— start of Supplied data —
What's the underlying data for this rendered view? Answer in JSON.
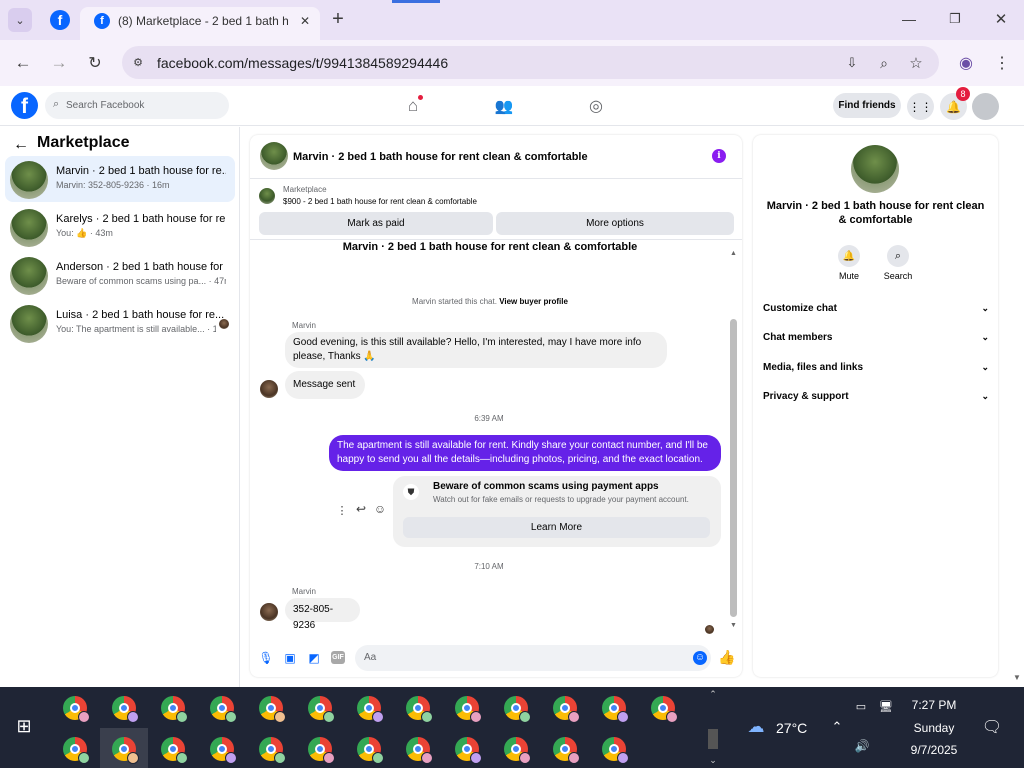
{
  "browser": {
    "tab_title": "(8) Marketplace - 2 bed 1 bath h",
    "url": "facebook.com/messages/t/9941384589294446"
  },
  "fb": {
    "search_placeholder": "Search Facebook",
    "find_friends": "Find friends",
    "notif_count": "8"
  },
  "left": {
    "heading": "Marketplace",
    "conversations": [
      {
        "title": "Marvin · 2 bed 1 bath house for re...",
        "sub": "Marvin: 352-805-9236 · 16m"
      },
      {
        "title": "Karelys · 2 bed 1 bath house for re...",
        "sub": "You: 👍 · 43m"
      },
      {
        "title": "Anderson · 2 bed 1 bath house for ...",
        "sub": "Beware of common scams using pa... · 47m"
      },
      {
        "title": "Luisa · 2 bed 1 bath house for re...",
        "sub": "You: The apartment is still available... · 1d"
      }
    ]
  },
  "chat": {
    "header_title": "Marvin · 2 bed 1 bath house for rent clean & comfortable",
    "marketplace_label": "Marketplace",
    "listing": "$900 - 2 bed 1 bath house for rent clean & comfortable",
    "mark_paid": "Mark as paid",
    "more_options": "More options",
    "listing_title": "Marvin · 2 bed 1 bath house for rent clean & comfortable",
    "started": "Marvin started this chat.",
    "view_profile": "View buyer profile",
    "sender1": "Marvin",
    "msg1": "Good evening, is this still available? Hello, I'm interested, may I have more info please, Thanks 🙏",
    "msg2": "Message sent",
    "time1": "6:39 AM",
    "msg3": "The apartment is still available for rent. Kindly share your contact number, and I'll be happy to send you all the details—including photos, pricing, and the exact location.",
    "scam_title": "Beware of common scams using payment apps",
    "scam_text": "Watch out for fake emails or requests to upgrade your payment account.",
    "learn_more": "Learn More",
    "time2": "7:10 AM",
    "sender2": "Marvin",
    "msg4": "352-805-9236",
    "input_placeholder": "Aa"
  },
  "info": {
    "name": "Marvin · 2 bed 1 bath house for rent clean & comfortable",
    "mute": "Mute",
    "search": "Search",
    "sections": [
      "Customize chat",
      "Chat members",
      "Media, files and links",
      "Privacy & support"
    ]
  },
  "taskbar": {
    "weather": "27°C",
    "time": "7:27 PM",
    "day": "Sunday",
    "date": "9/7/2025"
  },
  "colors": {
    "accent": "#6522e8",
    "fb_blue": "#0866ff"
  }
}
— end of Supplied data —
=== What to do ===
Keep only those lines of the records that hold "available", and return them.

=== Exercise answer ===
        "sub": "You: The apartment is still available... · 1d"
    "msg1": "Good evening, is this still available? Hello, I'm interested, may I have more info please, Thanks 🙏",
    "msg3": "The apartment is still available for rent. Kindly share your contact number, and I'll be happy to send you all the details—including photos, pricing, and the exact location.",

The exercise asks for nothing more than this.